> _DIRECTIVE 1_:
Update the passage on the brain in the novel: give it again from "The brain appears" up to and including "diagrammed or quantified.", with "omniscient narrator" replaced by "all-knowing narrator".

## start TEXT SHOWN

The brain is evoked literally in this novel, in a neurological treatment that is about to be put on the market. Alfred Lambert, whose own mind is failing him, has developed a patent that helped to create this treatment. The treatment claims to be able to fix the brain quickly and in myriad ways; in an investors meeting that Denise and Gary Lambert attend, the scientist behind the treatment gives a video presentation of how it works. While this presentation is full of impressive-sounding jargon, it is also clumsy and silly. The scientist himself (“Earl ‘Curly’ Eberle”) is an unimposing figure, and the presentation has him traveling around a brain model in a wheelchair (185).
The brain appears elsewhere in the novel in a more metaphorical way. The Lamberts’ household is compared to “the mind of a depressed person” (267), with its few scattered lights and lack of activity. In this same section, the omniscient narrator theorizes that “[t]he waking mind was like the light in a house […] Consciousness was to brain as family was to house” (267). The brain here is closer to a source of light than to the “sashimi”-like brain that surrounds Dr. Eberle (185); it is something that cannot be diagrammed or quantified.
The Lambert children must cope with their father’s increasing senility; they must also cope with his limitations as a parent and the resulting Familial Dysfunction throughout their childhoods. Ultimately, Alfred does not take the neurological treatment; this is because his children have realized the extent of his senility, and the treatment suddenly seems brutal and far-fetched. It focuses on his brain but not on his consciousness, and shows the limitations of the marketplace and scientific data in resolving messy human problems.

## end TEXT SHOWN
## start MATERIAL FOR THIS EXERCISE

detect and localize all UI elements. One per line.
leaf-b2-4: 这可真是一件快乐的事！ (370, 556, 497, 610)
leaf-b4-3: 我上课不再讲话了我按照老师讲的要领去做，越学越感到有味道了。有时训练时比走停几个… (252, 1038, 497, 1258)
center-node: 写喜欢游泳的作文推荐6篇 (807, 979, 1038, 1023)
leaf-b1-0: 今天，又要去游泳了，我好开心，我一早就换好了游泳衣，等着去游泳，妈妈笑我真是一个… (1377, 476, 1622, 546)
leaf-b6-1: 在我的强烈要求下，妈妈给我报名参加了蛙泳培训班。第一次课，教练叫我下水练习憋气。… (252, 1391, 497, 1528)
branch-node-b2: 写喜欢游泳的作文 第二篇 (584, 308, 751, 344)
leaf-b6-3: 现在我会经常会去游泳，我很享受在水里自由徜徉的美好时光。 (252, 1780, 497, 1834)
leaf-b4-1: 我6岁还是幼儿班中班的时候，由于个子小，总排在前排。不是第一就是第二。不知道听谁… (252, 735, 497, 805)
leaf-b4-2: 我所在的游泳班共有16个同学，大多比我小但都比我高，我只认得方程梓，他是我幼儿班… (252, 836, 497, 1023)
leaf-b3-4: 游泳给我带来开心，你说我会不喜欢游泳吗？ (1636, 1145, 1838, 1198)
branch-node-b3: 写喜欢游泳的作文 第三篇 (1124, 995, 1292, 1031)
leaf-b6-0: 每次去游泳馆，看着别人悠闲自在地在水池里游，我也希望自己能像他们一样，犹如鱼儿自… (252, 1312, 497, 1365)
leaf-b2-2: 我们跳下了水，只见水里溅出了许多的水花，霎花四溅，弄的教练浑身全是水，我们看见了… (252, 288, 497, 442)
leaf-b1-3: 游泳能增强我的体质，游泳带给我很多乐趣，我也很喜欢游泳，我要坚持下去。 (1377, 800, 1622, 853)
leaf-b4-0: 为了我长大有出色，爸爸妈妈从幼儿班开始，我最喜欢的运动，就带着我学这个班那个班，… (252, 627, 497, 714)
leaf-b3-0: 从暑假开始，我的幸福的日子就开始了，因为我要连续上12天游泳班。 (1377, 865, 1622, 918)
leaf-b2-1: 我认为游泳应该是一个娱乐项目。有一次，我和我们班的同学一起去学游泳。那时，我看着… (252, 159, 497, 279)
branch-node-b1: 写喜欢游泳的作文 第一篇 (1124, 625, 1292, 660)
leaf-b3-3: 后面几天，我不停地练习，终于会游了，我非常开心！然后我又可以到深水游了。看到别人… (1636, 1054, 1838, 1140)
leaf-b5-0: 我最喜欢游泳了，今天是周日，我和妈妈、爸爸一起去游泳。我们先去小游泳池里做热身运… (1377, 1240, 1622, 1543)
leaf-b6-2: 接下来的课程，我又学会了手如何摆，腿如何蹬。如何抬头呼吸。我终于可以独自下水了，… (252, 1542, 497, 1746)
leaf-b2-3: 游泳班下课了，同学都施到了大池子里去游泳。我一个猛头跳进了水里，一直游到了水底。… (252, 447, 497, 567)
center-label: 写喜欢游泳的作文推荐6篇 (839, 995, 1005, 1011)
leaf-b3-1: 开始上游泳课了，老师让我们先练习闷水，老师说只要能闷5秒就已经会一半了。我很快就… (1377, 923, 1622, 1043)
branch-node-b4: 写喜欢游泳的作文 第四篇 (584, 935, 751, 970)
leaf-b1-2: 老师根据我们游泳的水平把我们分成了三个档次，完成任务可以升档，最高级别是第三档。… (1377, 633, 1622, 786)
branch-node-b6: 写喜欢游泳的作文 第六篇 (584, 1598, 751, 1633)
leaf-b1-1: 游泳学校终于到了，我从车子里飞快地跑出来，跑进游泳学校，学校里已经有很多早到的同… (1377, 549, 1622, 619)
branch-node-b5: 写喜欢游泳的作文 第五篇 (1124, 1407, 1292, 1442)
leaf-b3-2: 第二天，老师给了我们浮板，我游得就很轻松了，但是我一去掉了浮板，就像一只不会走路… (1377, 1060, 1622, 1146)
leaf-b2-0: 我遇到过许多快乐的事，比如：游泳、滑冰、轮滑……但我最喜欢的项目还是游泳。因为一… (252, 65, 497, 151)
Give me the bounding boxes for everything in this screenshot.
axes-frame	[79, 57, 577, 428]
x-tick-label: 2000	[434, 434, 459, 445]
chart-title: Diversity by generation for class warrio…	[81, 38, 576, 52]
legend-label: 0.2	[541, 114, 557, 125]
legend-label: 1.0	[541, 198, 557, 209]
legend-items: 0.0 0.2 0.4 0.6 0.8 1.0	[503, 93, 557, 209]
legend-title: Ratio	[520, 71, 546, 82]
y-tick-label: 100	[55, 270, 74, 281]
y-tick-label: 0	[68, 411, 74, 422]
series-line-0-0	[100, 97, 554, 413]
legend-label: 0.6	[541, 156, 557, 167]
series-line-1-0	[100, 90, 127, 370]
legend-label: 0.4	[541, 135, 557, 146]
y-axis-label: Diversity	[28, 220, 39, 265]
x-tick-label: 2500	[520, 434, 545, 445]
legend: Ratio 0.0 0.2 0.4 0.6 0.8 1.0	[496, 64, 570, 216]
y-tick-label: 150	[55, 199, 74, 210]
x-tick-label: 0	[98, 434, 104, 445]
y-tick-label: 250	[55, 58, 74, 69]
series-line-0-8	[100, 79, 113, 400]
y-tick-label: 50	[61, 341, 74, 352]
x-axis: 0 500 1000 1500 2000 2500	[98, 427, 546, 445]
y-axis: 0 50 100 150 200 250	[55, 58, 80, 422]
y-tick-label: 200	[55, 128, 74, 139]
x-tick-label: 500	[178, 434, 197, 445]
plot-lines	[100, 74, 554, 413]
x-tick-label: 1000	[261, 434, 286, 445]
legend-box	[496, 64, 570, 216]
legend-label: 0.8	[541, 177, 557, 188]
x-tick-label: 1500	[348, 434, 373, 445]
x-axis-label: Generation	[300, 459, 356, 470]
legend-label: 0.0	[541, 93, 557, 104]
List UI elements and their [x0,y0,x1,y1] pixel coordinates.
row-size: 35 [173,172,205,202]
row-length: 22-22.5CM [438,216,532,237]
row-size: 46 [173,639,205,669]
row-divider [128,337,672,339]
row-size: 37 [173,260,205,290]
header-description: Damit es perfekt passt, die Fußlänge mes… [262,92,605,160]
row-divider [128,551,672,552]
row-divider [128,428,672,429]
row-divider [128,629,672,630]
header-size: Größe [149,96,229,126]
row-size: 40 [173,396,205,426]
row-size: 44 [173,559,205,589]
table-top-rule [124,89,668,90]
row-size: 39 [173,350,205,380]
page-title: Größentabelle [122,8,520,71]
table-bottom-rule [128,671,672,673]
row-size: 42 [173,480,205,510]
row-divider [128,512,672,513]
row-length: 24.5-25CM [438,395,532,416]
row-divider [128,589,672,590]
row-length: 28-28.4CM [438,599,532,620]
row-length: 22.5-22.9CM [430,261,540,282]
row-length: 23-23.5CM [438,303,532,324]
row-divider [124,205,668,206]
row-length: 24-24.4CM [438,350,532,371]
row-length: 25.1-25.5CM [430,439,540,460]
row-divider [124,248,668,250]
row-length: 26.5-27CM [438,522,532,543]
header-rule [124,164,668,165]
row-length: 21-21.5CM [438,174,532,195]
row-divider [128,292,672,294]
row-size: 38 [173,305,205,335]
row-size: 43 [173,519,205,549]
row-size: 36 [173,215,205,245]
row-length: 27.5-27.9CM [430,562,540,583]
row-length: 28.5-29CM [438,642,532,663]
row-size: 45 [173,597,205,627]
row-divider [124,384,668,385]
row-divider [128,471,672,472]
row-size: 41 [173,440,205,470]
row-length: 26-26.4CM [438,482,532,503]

## end MATERIAL FOR THIS EXERCISE

> _DIRECTIVE 2_:
Return every line of the rows that contains the string "series". Case counts.

> _FULL OUTPUT 1_:
The brain appears elsewhere in the novel in a more metaphorical way. The Lamberts’ household is compared to “the mind of a depressed person” (267), with its few scattered lights and lack of activity. In this same section, the all-knowing narrator theorizes that “[t]he waking mind was like the light in a house […] Consciousness was to brain as family was to house” (267). The brain here is closer to a source of light than to the “sashimi”-like brain that surrounds Dr. Eberle (185); it is something that cannot be diagrammed or quantified.

> _FULL OUTPUT 2_:
series-line-0-0	[100, 97, 554, 413]
series-line-1-0	[100, 90, 127, 370]
series-line-0-8	[100, 79, 113, 400]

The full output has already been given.